▸ **WHAT YOU SHOULD DO**
All entries below must be output word for word, and the pictures left behind.

▸ **LISTED ENTRIES**

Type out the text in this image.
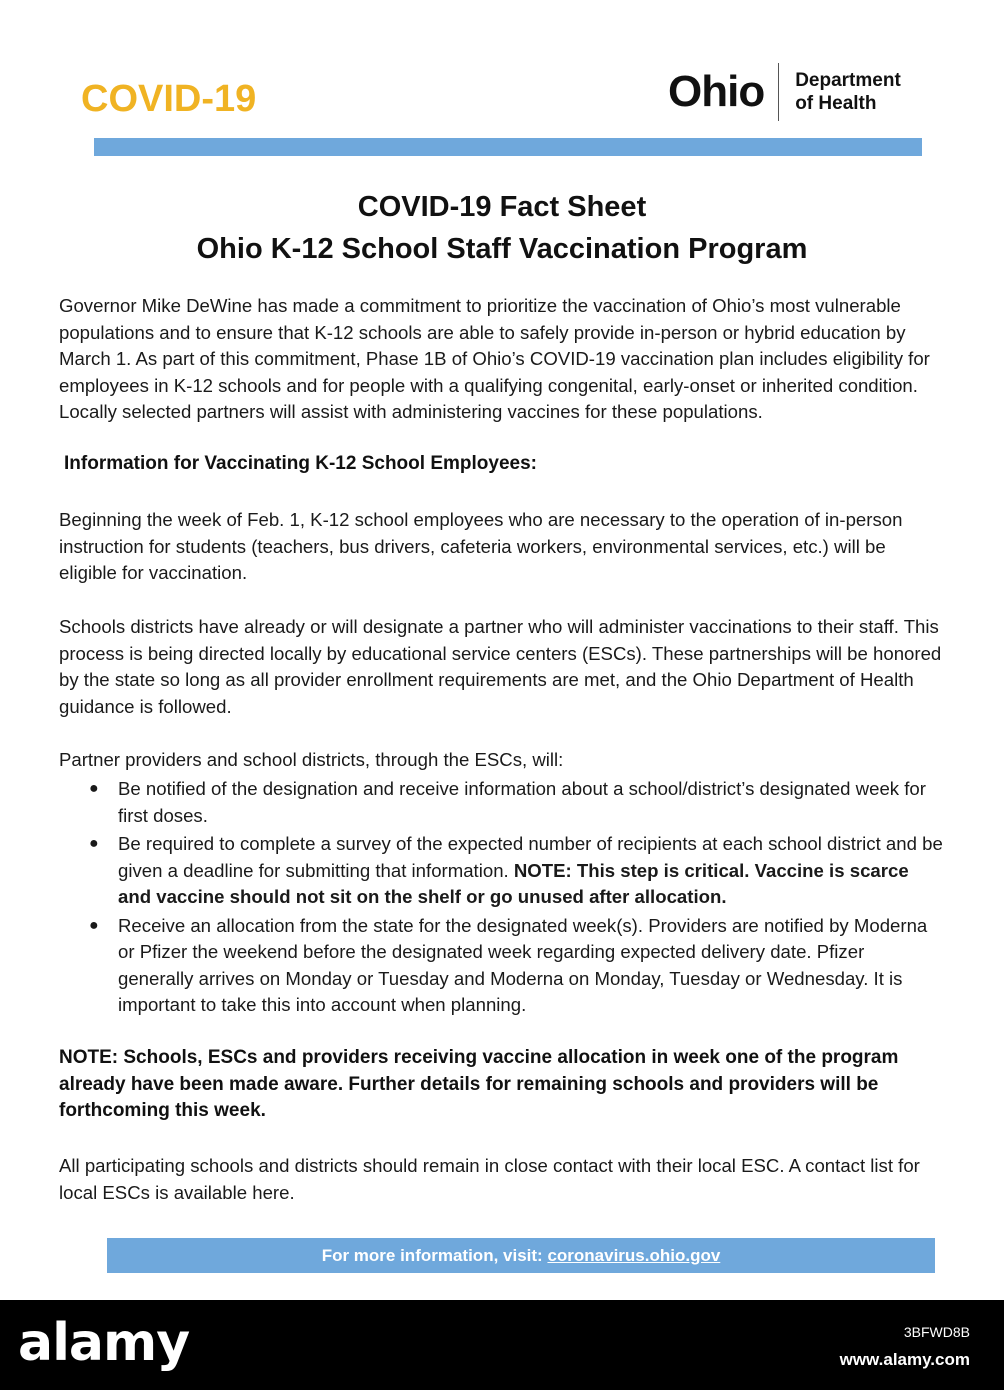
COVID-19	Ohio Department
of Health
COVID-19 Fact Sheet
Ohio K-12 School Staff Vaccination Program
Governor Mike DeWine has made a commitment to prioritize the vaccination of Ohio’s most vulnerable populations and to ensure that K-12 schools are able to safely provide in-person or hybrid education by March 1. As part of this commitment, Phase 1B of Ohio’s COVID-19 vaccination plan includes eligibility for employees in K-12 schools and for people with a qualifying congenital, early-onset or inherited condition. Locally selected partners will assist with administering vaccines for these populations.
Information for Vaccinating K-12 School Employees:
Beginning the week of Feb. 1, K-12 school employees who are necessary to the operation of in-person instruction for students (teachers, bus drivers, cafeteria workers, environmental services, etc.) will be eligible for vaccination.
Schools districts have already or will designate a partner who will administer vaccinations to their staff. This process is being directed locally by educational service centers (ESCs). These partnerships will be honored by the state so long as all provider enrollment requirements are met, and the Ohio Department of Health guidance is followed.
Partner providers and school districts, through the ESCs, will:
● Be notified of the designation and receive information about a school/district’s designated week for first doses.
● Be required to complete a survey of the expected number of recipients at each school district and be given a deadline for submitting that information. NOTE: This step is critical. Vaccine is scarce and vaccine should not sit on the shelf or go unused after allocation.
● Receive an allocation from the state for the designated week(s). Providers are notified by Moderna or Pfizer the weekend before the designated week regarding expected delivery date. Pfizer generally arrives on Monday or Tuesday and Moderna on Monday, Tuesday or Wednesday. It is important to take this into account when planning.
NOTE: Schools, ESCs and providers receiving vaccine allocation in week one of the program already have been made aware. Further details for remaining schools and providers will be forthcoming this week.
All participating schools and districts should remain in close contact with their local ESC. A contact list for local ESCs is available here.
For more information, visit: coronavirus.ohio.gov
alamy	3BFWD8B
www.alamy.com
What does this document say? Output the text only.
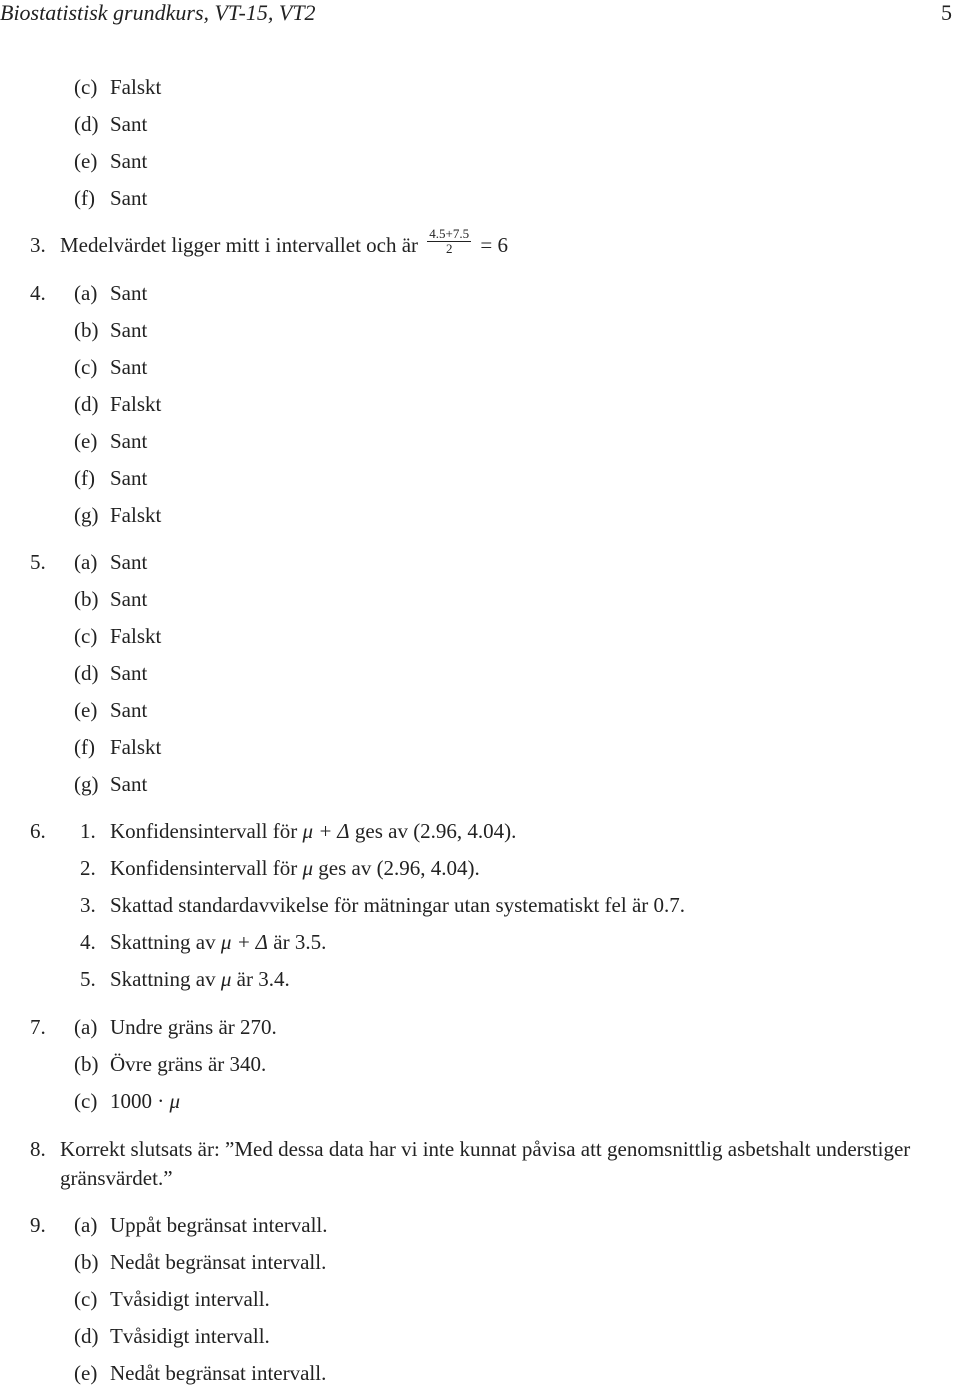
Biostatistisk grundkurs, VT-15, VT2	5
(c) Falskt
(d) Sant
(e) Sant
(f) Sant
3. Medelvärdet ligger mitt i intervallet och är $\frac{4.5+7.5}{2} = 6$
4. (a) Sant
(b) Sant
(c) Sant
(d) Falskt
(e) Sant
(f) Sant
(g) Falskt
5. (a) Sant
(b) Sant
(c) Falskt
(d) Sant
(e) Sant
(f) Falskt
(g) Sant
6. 1. Konfidensintervall för μ + Δ ges av (2.96, 4.04).
2. Konfidensintervall för μ ges av (2.96, 4.04).
3. Skattad standardavvikelse för mätningar utan systematiskt fel är 0.7.
4. Skattning av μ + Δ är 3.5.
5. Skattning av μ är 3.4.
7. (a) Undre gräns är 270.
(b) Övre gräns är 340.
(c) 1000 · μ
8. Korrekt slutsats är: ”Med dessa data har vi inte kunnat påvisa att genomsnittlig asbetshalt understiger gränsvärdet.”
9. (a) Uppåt begränsat intervall.
(b) Nedåt begränsat intervall.
(c) Tvåsidigt intervall.
(d) Tvåsidigt intervall.
(e) Nedåt begränsat intervall.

▸ **RESULT**
Type out the text in this image.
COVID-19	Ohio Department
of Health
COVID-19 Fact Sheet
Ohio K-12 School Staff Vaccination Program
Governor Mike DeWine has made a commitment to prioritize the vaccination of Ohio’s most vulnerable populations and to ensure that K-12 schools are able to safely provide in-person or hybrid education by March 1. As part of this commitment, Phase 1B of Ohio’s COVID-19 vaccination plan includes eligibility for employees in K-12 schools and for people with a qualifying congenital, early-onset or inherited condition. Locally selected partners will assist with administering vaccines for these populations.
Information for Vaccinating K-12 School Employees:
Beginning the week of Feb. 1, K-12 school employees who are necessary to the operation of in-person instruction for students (teachers, bus drivers, cafeteria workers, environmental services, etc.) will be eligible for vaccination.
Schools districts have already or will designate a partner who will administer vaccinations to their staff. This process is being directed locally by educational service centers (ESCs). These partnerships will be honored by the state so long as all provider enrollment requirements are met, and the Ohio Department of Health guidance is followed.
Partner providers and school districts, through the ESCs, will:
● Be notified of the designation and receive information about a school/district’s designated week for first doses.
● Be required to complete a survey of the expected number of recipients at each school district and be given a deadline for submitting that information. NOTE: This step is critical. Vaccine is scarce and vaccine should not sit on the shelf or go unused after allocation.
● Receive an allocation from the state for the designated week(s). Providers are notified by Moderna or Pfizer the weekend before the designated week regarding expected delivery date. Pfizer generally arrives on Monday or Tuesday and Moderna on Monday, Tuesday or Wednesday. It is important to take this into account when planning.
NOTE: Schools, ESCs and providers receiving vaccine allocation in week one of the program already have been made aware. Further details for remaining schools and providers will be forthcoming this week.
All participating schools and districts should remain in close contact with their local ESC. A contact list for local ESCs is available here.
For more information, visit: coronavirus.ohio.gov
alamy	3BFWD8B
www.alamy.com
What does this document say? Output the text only.
Biostatistisk grundkurs, VT-15, VT2	5
(c) Falskt
(d) Sant
(e) Sant
(f) Sant
3. Medelvärdet ligger mitt i intervallet och är $\frac{4.5+7.5}{2} = 6$
4. (a) Sant
(b) Sant
(c) Sant
(d) Falskt
(e) Sant
(f) Sant
(g) Falskt
5. (a) Sant
(b) Sant
(c) Falskt
(d) Sant
(e) Sant
(f) Falskt
(g) Sant
6. 1. Konfidensintervall för μ + Δ ges av (2.96, 4.04).
2. Konfidensintervall för μ ges av (2.96, 4.04).
3. Skattad standardavvikelse för mätningar utan systematiskt fel är 0.7.
4. Skattning av μ + Δ är 3.5.
5. Skattning av μ är 3.4.
7. (a) Undre gräns är 270.
(b) Övre gräns är 340.
(c) 1000 · μ
8. Korrekt slutsats är: ”Med dessa data har vi inte kunnat påvisa att genomsnittlig asbetshalt understiger gränsvärdet.”
9. (a) Uppåt begränsat intervall.
(b) Nedåt begränsat intervall.
(c) Tvåsidigt intervall.
(d) Tvåsidigt intervall.
(e) Nedåt begränsat intervall.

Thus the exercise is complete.